Requirements:
Look through the data and write out every line with the word "India" in it.

-- BEGIN Material to process --

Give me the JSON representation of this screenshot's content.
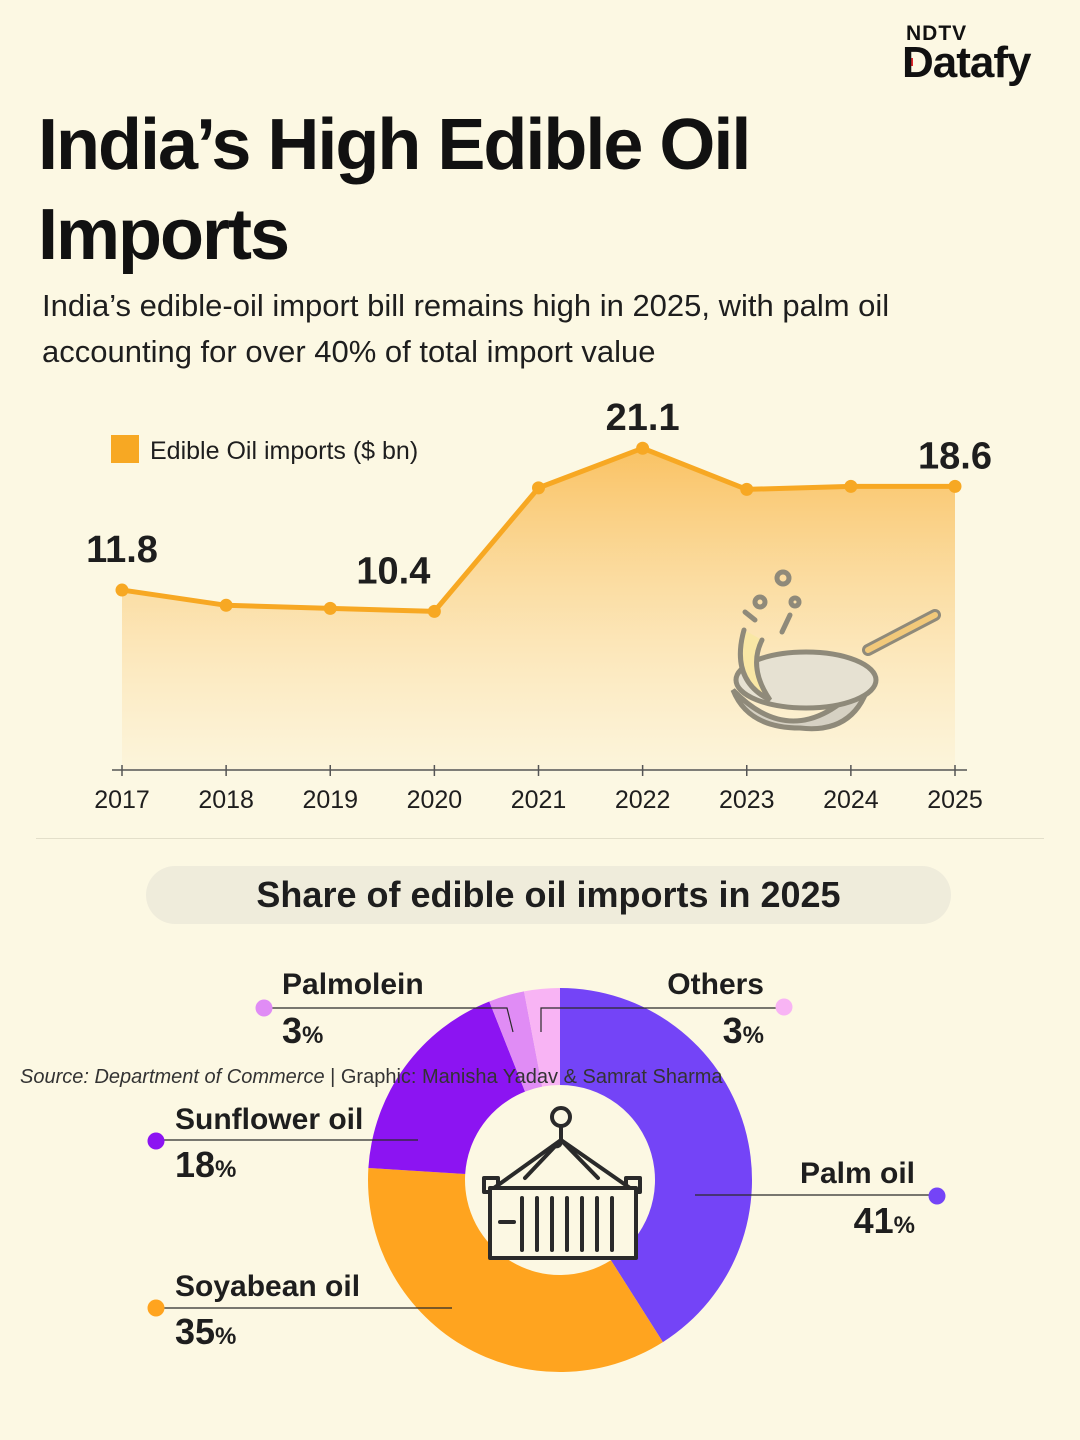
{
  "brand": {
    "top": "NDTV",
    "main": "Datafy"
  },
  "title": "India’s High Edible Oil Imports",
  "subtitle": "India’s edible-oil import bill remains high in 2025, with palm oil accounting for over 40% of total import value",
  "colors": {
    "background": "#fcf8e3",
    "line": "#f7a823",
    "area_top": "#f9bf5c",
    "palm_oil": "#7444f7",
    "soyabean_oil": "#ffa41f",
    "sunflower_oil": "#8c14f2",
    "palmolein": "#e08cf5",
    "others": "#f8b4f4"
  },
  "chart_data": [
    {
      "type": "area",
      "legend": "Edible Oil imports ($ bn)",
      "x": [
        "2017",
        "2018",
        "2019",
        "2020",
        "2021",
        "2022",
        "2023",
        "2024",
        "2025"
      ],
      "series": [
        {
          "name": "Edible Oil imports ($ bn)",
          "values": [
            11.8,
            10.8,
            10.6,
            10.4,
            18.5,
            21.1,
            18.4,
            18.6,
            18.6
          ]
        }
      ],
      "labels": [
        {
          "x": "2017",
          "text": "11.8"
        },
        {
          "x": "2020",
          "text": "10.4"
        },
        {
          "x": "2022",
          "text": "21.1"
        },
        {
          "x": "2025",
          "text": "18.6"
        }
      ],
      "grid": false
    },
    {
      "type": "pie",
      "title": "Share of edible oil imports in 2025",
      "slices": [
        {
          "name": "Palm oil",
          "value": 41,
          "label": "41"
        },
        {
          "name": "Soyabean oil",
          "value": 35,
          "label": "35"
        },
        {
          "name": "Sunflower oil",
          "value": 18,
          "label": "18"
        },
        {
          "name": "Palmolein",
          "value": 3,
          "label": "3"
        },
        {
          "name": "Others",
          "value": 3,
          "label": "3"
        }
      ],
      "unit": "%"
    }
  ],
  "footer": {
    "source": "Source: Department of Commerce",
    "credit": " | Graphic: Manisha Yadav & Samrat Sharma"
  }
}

-- END Material to process --
-- BEGIN Material to process --

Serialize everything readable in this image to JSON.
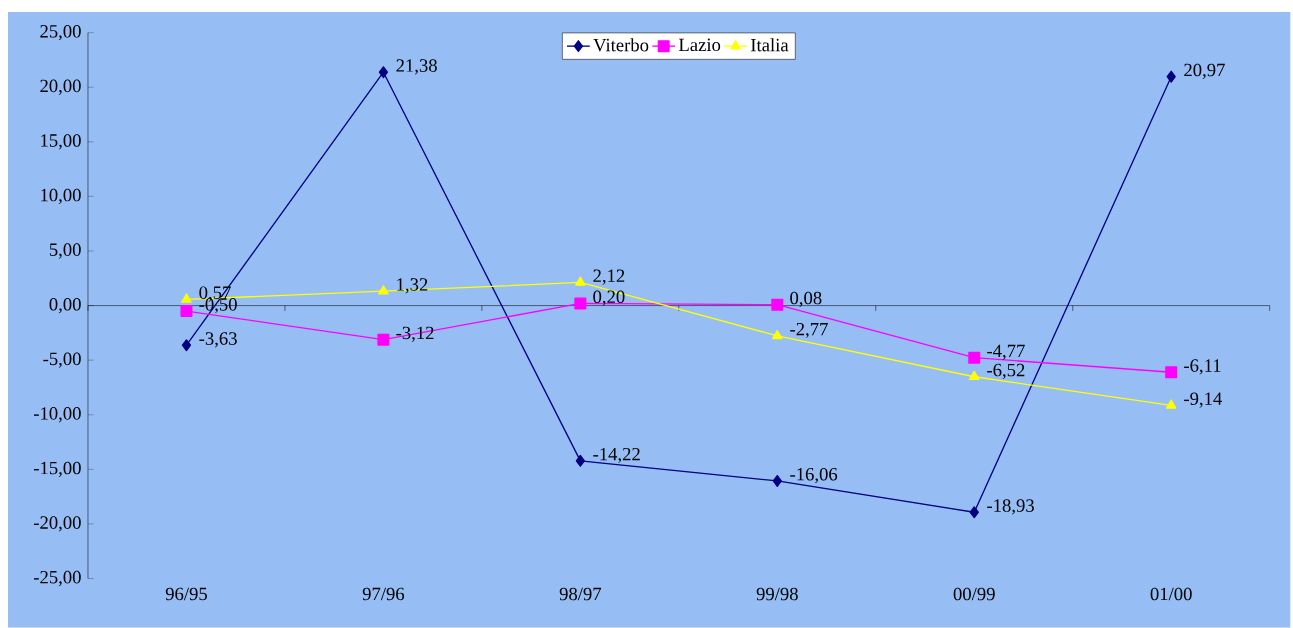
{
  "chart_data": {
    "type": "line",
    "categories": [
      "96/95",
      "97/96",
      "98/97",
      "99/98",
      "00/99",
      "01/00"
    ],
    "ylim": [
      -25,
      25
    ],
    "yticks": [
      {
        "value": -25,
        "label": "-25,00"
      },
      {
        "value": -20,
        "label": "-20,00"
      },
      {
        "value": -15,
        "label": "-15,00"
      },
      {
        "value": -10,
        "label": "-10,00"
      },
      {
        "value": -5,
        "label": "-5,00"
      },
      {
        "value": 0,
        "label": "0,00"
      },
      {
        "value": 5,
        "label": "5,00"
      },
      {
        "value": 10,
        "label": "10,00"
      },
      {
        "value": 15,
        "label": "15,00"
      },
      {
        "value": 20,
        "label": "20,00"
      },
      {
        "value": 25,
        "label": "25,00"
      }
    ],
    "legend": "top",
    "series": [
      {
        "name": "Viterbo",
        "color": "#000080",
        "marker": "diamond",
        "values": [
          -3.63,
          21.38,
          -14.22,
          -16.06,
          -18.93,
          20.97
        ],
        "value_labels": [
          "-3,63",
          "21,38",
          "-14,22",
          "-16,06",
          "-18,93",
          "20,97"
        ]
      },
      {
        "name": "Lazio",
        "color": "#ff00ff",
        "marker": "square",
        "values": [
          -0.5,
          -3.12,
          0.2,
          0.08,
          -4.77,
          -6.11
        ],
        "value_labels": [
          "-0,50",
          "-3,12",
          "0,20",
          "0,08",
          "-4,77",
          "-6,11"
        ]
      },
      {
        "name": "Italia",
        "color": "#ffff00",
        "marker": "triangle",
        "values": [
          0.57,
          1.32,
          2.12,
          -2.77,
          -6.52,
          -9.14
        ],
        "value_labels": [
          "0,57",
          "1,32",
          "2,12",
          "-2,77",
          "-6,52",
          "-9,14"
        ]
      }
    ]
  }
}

-- END Material to process --

Result for this task:
  "title": "India’s High Edible Oil Imports",
  "subtitle": "India’s edible-oil import bill remains high in 2025, with palm oil accounting for over 40% of total import value",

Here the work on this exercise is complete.